→ Goal of the exercise: Return all the entries exactly, keeping pictures out.

→ Information provided:
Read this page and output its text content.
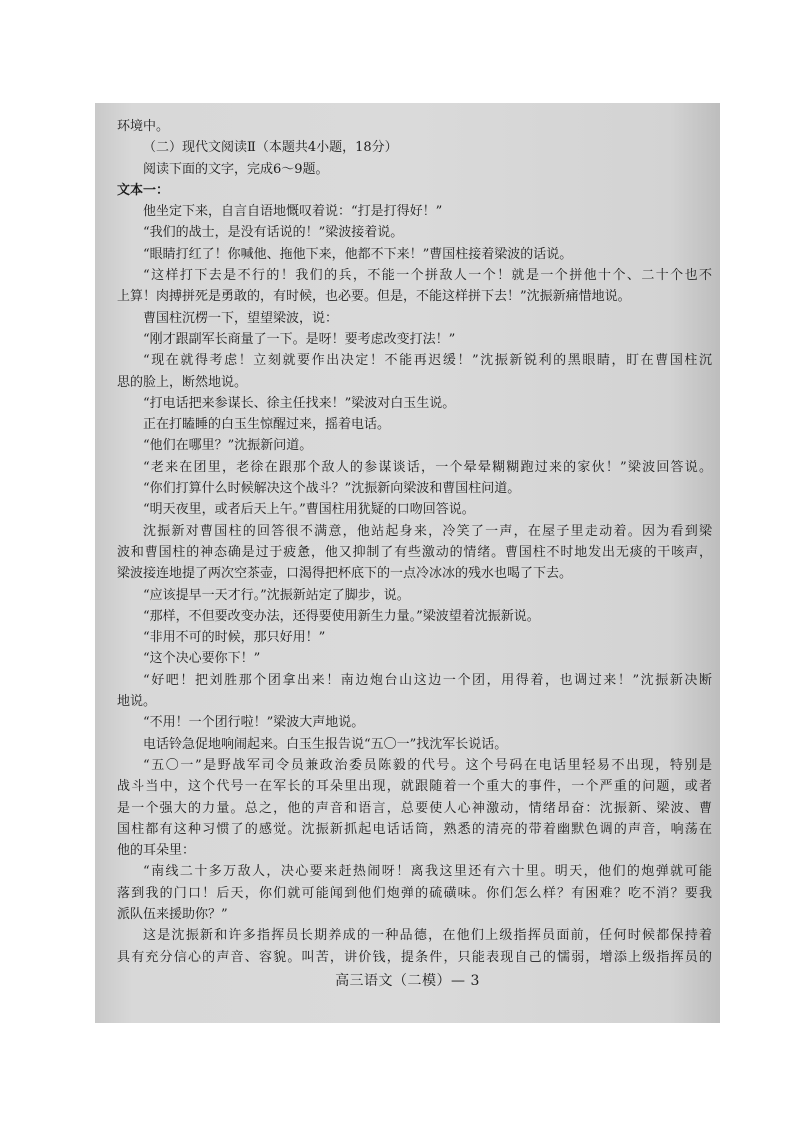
环境中。

（二）现代文阅读Ⅱ（本题共4小题，18分）

阅读下面的文字，完成6～9题。

文本一：

他坐定下来，自言自语地慨叹着说：“打是打得好！”

“我们的战士，是没有话说的！”梁波接着说。

“眼睛打红了！你喊他、拖他下来，他都不下来！”曹国柱接着梁波的话说。

“这样打下去是不行的！我们的兵，不能一个拼敌人一个！就是一个拼他十个、二十个也不

上算！肉搏拼死是勇敢的，有时候，也必要。但是，不能这样拼下去！”沈振新痛惜地说。

曹国柱沉楞一下，望望梁波，说：

“刚才跟副军长商量了一下。是呀！要考虑改变打法！”

“现在就得考虑！立刻就要作出决定！不能再迟缓！”沈振新锐利的黑眼睛，盯在曹国柱沉

思的脸上，断然地说。

“打电话把来参谋长、徐主任找来！”梁波对白玉生说。

正在打瞌睡的白玉生惊醒过来，摇着电话。

“他们在哪里？”沈振新问道。

“老来在团里，老徐在跟那个敌人的参谋谈话，一个晕晕糊糊跑过来的家伙！”梁波回答说。

“你们打算什么时候解决这个战斗？”沈振新向梁波和曹国柱问道。

“明天夜里，或者后天上午。”曹国柱用犹疑的口吻回答说。

沈振新对曹国柱的回答很不满意，他站起身来，冷笑了一声，在屋子里走动着。因为看到梁

波和曹国柱的神态确是过于疲惫，他又抑制了有些激动的情绪。曹国柱不时地发出无痰的干咳声，

梁波接连地提了两次空茶壶，口渴得把杯底下的一点冷冰冰的残水也喝了下去。

“应该提早一天才行。”沈振新站定了脚步，说。

“那样，不但要改变办法，还得要使用新生力量。”梁波望着沈振新说。

“非用不可的时候，那只好用！”

“这个决心要你下！”

“好吧！把刘胜那个团拿出来！南边炮台山这边一个团，用得着，也调过来！”沈振新决断

地说。

“不用！一个团行啦！”梁波大声地说。

电话铃急促地响闹起来。白玉生报告说“五〇一”找沈军长说话。

“五〇一”是野战军司令员兼政治委员陈毅的代号。这个号码在电话里轻易不出现，特别是

战斗当中，这个代号一在军长的耳朵里出现，就跟随着一个重大的事件，一个严重的问题，或者

是一个强大的力量。总之，他的声音和语言，总要使人心神激动，情绪昂奋：沈振新、梁波、曹

国柱都有这种习惯了的感觉。沈振新抓起电话话筒，熟悉的清亮的带着幽默色调的声音，响荡在

他的耳朵里：

“南线二十多万敌人，决心要来赶热闹呀！离我这里还有六十里。明天，他们的炮弹就可能

落到我的门口！后天，你们就可能闻到他们炮弹的硫磺味。你们怎么样？有困难？吃不消？要我

派队伍来援助你？”

这是沈振新和许多指挥员长期养成的一种品德，在他们上级指挥员面前，任何时候都保持着

具有充分信心的声音、容貌。叫苦，讲价钱，提条件，只能表现自己的懦弱，增添上级指挥员的

高三语文（二模）— 3
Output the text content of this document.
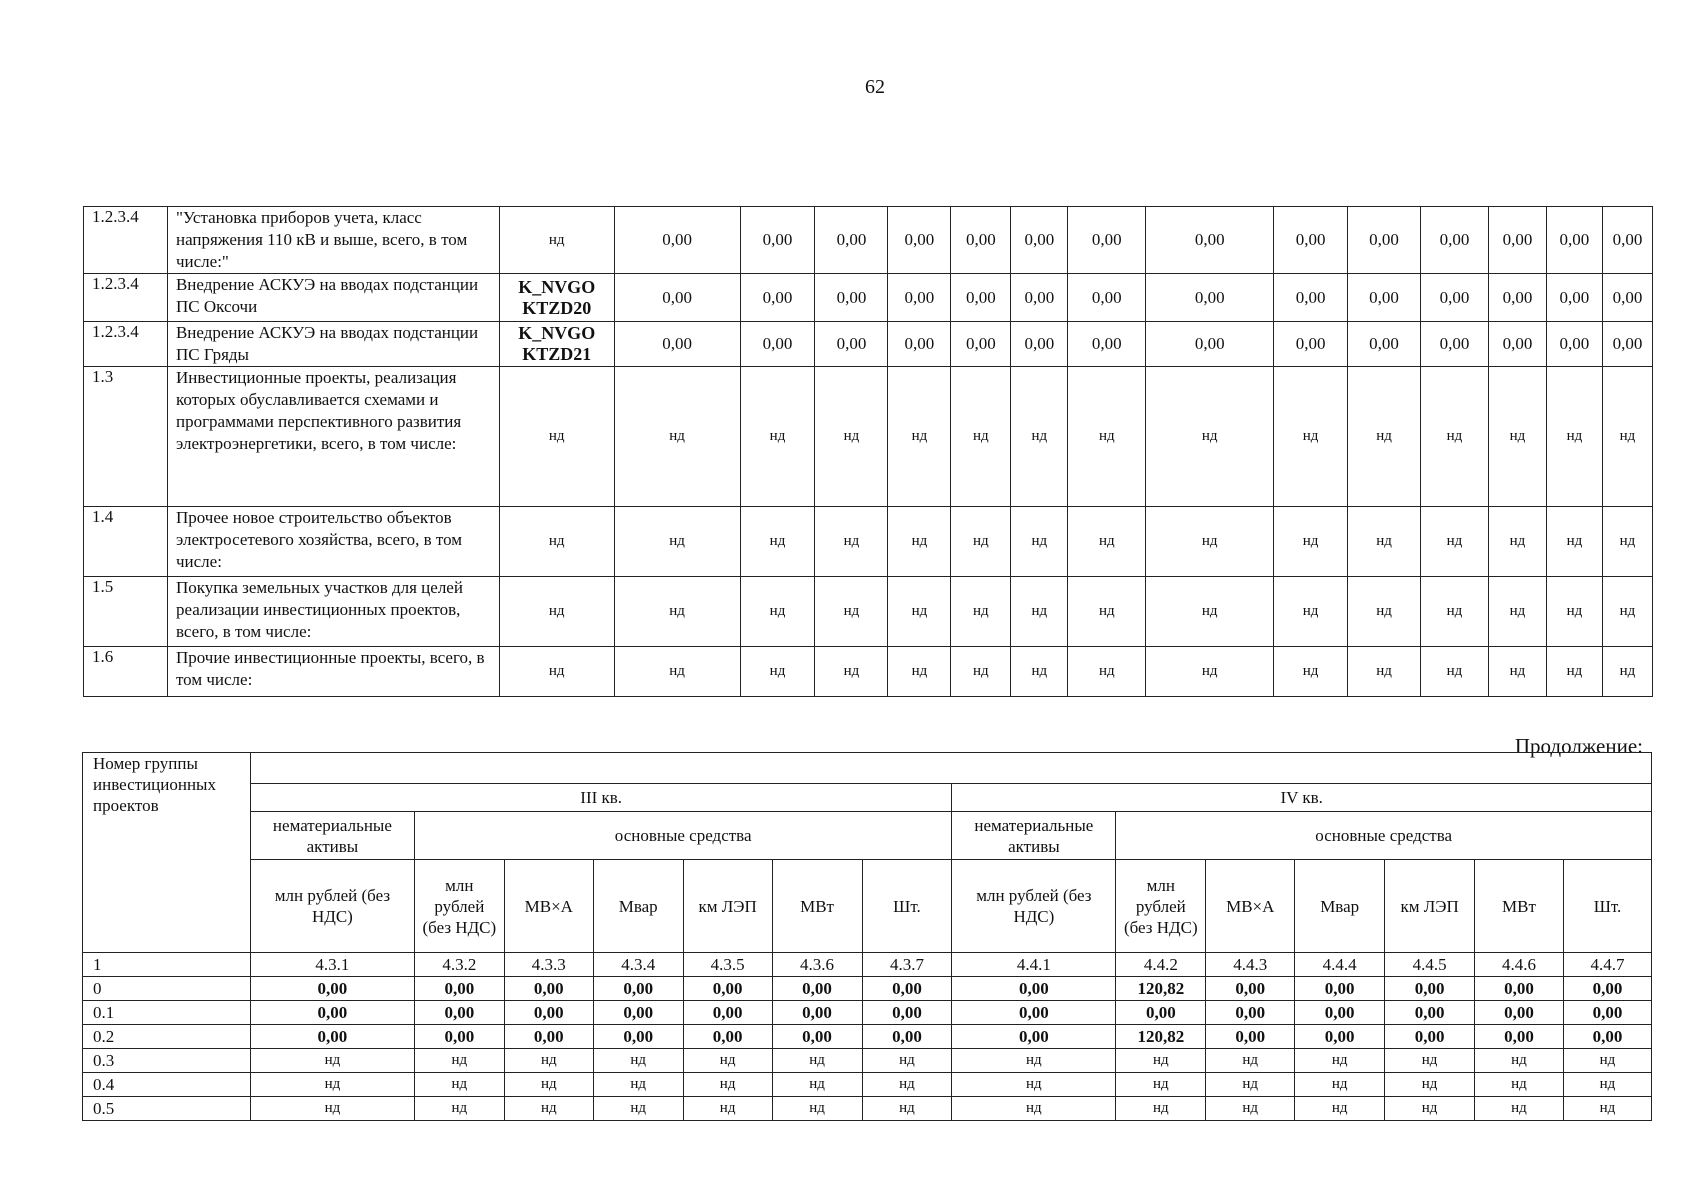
62
1.2.3.4	"Установка приборов учета, класс напряжения 110 кВ и выше, всего, в том числе:"	нд	0,00	0,00	0,00	0,00	0,00	0,00	0,00	0,00	0,00	0,00	0,00	0,00	0,00	0,00
1.2.3.4	Внедрение АСКУЭ на вводах подстанции ПС Оксочи	K_NVGO KTZD20	0,00	0,00	0,00	0,00	0,00	0,00	0,00	0,00	0,00	0,00	0,00	0,00	0,00	0,00
1.2.3.4	Внедрение АСКУЭ на вводах подстанции ПС Гряды	K_NVGO KTZD21	0,00	0,00	0,00	0,00	0,00	0,00	0,00	0,00	0,00	0,00	0,00	0,00	0,00	0,00
1.3	Инвестиционные проекты, реализация которых обуславливается схемами и программами перспективного развития электроэнергетики, всего, в том числе:	нд	нд	нд	нд	нд	нд	нд	нд	нд	нд	нд	нд	нд	нд	нд
1.4	Прочее новое строительство объектов электросетевого хозяйства, всего, в том числе:	нд	нд	нд	нд	нд	нд	нд	нд	нд	нд	нд	нд	нд	нд	нд
1.5	Покупка земельных участков для целей реализации инвестиционных проектов, всего, в том числе:	нд	нд	нд	нд	нд	нд	нд	нд	нд	нд	нд	нд	нд	нд	нд
1.6	Прочие инвестиционные проекты, всего, в том числе:	нд	нд	нд	нд	нд	нд	нд	нд	нд	нд	нд	нд	нд	нд	нд
Продолжение:
Номер группы инвестиционных проектов														
	III кв.							IV кв.						
	нематериальные активы	основные средства						нематериальные активы	основные средства					
	млн рублей (без НДС)	млн рублей (без НДС)	МВ×А	Мвар	км ЛЭП	МВт	Шт.	млн рублей (без НДС)	млн рублей (без НДС)	МВ×А	Мвар	км ЛЭП	МВт	Шт.
1	4.3.1	4.3.2	4.3.3	4.3.4	4.3.5	4.3.6	4.3.7	4.4.1	4.4.2	4.4.3	4.4.4	4.4.5	4.4.6	4.4.7
0	0,00	0,00	0,00	0,00	0,00	0,00	0,00	0,00	120,82	0,00	0,00	0,00	0,00	0,00
0.1	0,00	0,00	0,00	0,00	0,00	0,00	0,00	0,00	0,00	0,00	0,00	0,00	0,00	0,00
0.2	0,00	0,00	0,00	0,00	0,00	0,00	0,00	0,00	120,82	0,00	0,00	0,00	0,00	0,00
0.3	нд	нд	нд	нд	нд	нд	нд	нд	нд	нд	нд	нд	нд	нд
0.4	нд	нд	нд	нд	нд	нд	нд	нд	нд	нд	нд	нд	нд	нд
0.5	нд	нд	нд	нд	нд	нд	нд	нд	нд	нд	нд	нд	нд	нд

→ Task solution:
Read this page and output its text content.
环境中。

（二）现代文阅读Ⅱ（本题共4小题，18分）

阅读下面的文字，完成6～9题。

文本一：

他坐定下来，自言自语地慨叹着说：“打是打得好！”

“我们的战士，是没有话说的！”梁波接着说。

“眼睛打红了！你喊他、拖他下来，他都不下来！”曹国柱接着梁波的话说。

“这样打下去是不行的！我们的兵，不能一个拼敌人一个！就是一个拼他十个、二十个也不

上算！肉搏拼死是勇敢的，有时候，也必要。但是，不能这样拼下去！”沈振新痛惜地说。

曹国柱沉楞一下，望望梁波，说：

“刚才跟副军长商量了一下。是呀！要考虑改变打法！”

“现在就得考虑！立刻就要作出决定！不能再迟缓！”沈振新锐利的黑眼睛，盯在曹国柱沉

思的脸上，断然地说。

“打电话把来参谋长、徐主任找来！”梁波对白玉生说。

正在打瞌睡的白玉生惊醒过来，摇着电话。

“他们在哪里？”沈振新问道。

“老来在团里，老徐在跟那个敌人的参谋谈话，一个晕晕糊糊跑过来的家伙！”梁波回答说。

“你们打算什么时候解决这个战斗？”沈振新向梁波和曹国柱问道。

“明天夜里，或者后天上午。”曹国柱用犹疑的口吻回答说。

沈振新对曹国柱的回答很不满意，他站起身来，冷笑了一声，在屋子里走动着。因为看到梁

波和曹国柱的神态确是过于疲惫，他又抑制了有些激动的情绪。曹国柱不时地发出无痰的干咳声，

梁波接连地提了两次空茶壶，口渴得把杯底下的一点冷冰冰的残水也喝了下去。

“应该提早一天才行。”沈振新站定了脚步，说。

“那样，不但要改变办法，还得要使用新生力量。”梁波望着沈振新说。

“非用不可的时候，那只好用！”

“这个决心要你下！”

“好吧！把刘胜那个团拿出来！南边炮台山这边一个团，用得着，也调过来！”沈振新决断

地说。

“不用！一个团行啦！”梁波大声地说。

电话铃急促地响闹起来。白玉生报告说“五〇一”找沈军长说话。

“五〇一”是野战军司令员兼政治委员陈毅的代号。这个号码在电话里轻易不出现，特别是

战斗当中，这个代号一在军长的耳朵里出现，就跟随着一个重大的事件，一个严重的问题，或者

是一个强大的力量。总之，他的声音和语言，总要使人心神激动，情绪昂奋：沈振新、梁波、曹

国柱都有这种习惯了的感觉。沈振新抓起电话话筒，熟悉的清亮的带着幽默色调的声音，响荡在

他的耳朵里：

“南线二十多万敌人，决心要来赶热闹呀！离我这里还有六十里。明天，他们的炮弹就可能

落到我的门口！后天，你们就可能闻到他们炮弹的硫磺味。你们怎么样？有困难？吃不消？要我

派队伍来援助你？”

这是沈振新和许多指挥员长期养成的一种品德，在他们上级指挥员面前，任何时候都保持着

具有充分信心的声音、容貌。叫苦，讲价钱，提条件，只能表现自己的懦弱，增添上级指挥员的

高三语文（二模）— 3
Output the text content of this document.
62
1.2.3.4	"Установка приборов учета, класс напряжения 110 кВ и выше, всего, в том числе:"	нд	0,00	0,00	0,00	0,00	0,00	0,00	0,00	0,00	0,00	0,00	0,00	0,00	0,00	0,00
1.2.3.4	Внедрение АСКУЭ на вводах подстанции ПС Оксочи	K_NVGO KTZD20	0,00	0,00	0,00	0,00	0,00	0,00	0,00	0,00	0,00	0,00	0,00	0,00	0,00	0,00
1.2.3.4	Внедрение АСКУЭ на вводах подстанции ПС Гряды	K_NVGO KTZD21	0,00	0,00	0,00	0,00	0,00	0,00	0,00	0,00	0,00	0,00	0,00	0,00	0,00	0,00
1.3	Инвестиционные проекты, реализация которых обуславливается схемами и программами перспективного развития электроэнергетики, всего, в том числе:	нд	нд	нд	нд	нд	нд	нд	нд	нд	нд	нд	нд	нд	нд	нд
1.4	Прочее новое строительство объектов электросетевого хозяйства, всего, в том числе:	нд	нд	нд	нд	нд	нд	нд	нд	нд	нд	нд	нд	нд	нд	нд
1.5	Покупка земельных участков для целей реализации инвестиционных проектов, всего, в том числе:	нд	нд	нд	нд	нд	нд	нд	нд	нд	нд	нд	нд	нд	нд	нд
1.6	Прочие инвестиционные проекты, всего, в том числе:	нд	нд	нд	нд	нд	нд	нд	нд	нд	нд	нд	нд	нд	нд	нд
Продолжение:
Номер группы инвестиционных проектов														
	III кв.							IV кв.						
	нематериальные активы	основные средства						нематериальные активы	основные средства					
	млн рублей (без НДС)	млн рублей (без НДС)	МВ×А	Мвар	км ЛЭП	МВт	Шт.	млн рублей (без НДС)	млн рублей (без НДС)	МВ×А	Мвар	км ЛЭП	МВт	Шт.
1	4.3.1	4.3.2	4.3.3	4.3.4	4.3.5	4.3.6	4.3.7	4.4.1	4.4.2	4.4.3	4.4.4	4.4.5	4.4.6	4.4.7
0	0,00	0,00	0,00	0,00	0,00	0,00	0,00	0,00	120,82	0,00	0,00	0,00	0,00	0,00
0.1	0,00	0,00	0,00	0,00	0,00	0,00	0,00	0,00	0,00	0,00	0,00	0,00	0,00	0,00
0.2	0,00	0,00	0,00	0,00	0,00	0,00	0,00	0,00	120,82	0,00	0,00	0,00	0,00	0,00
0.3	нд	нд	нд	нд	нд	нд	нд	нд	нд	нд	нд	нд	нд	нд
0.4	нд	нд	нд	нд	нд	нд	нд	нд	нд	нд	нд	нд	нд	нд
0.5	нд	нд	нд	нд	нд	нд	нд	нд	нд	нд	нд	нд	нд	нд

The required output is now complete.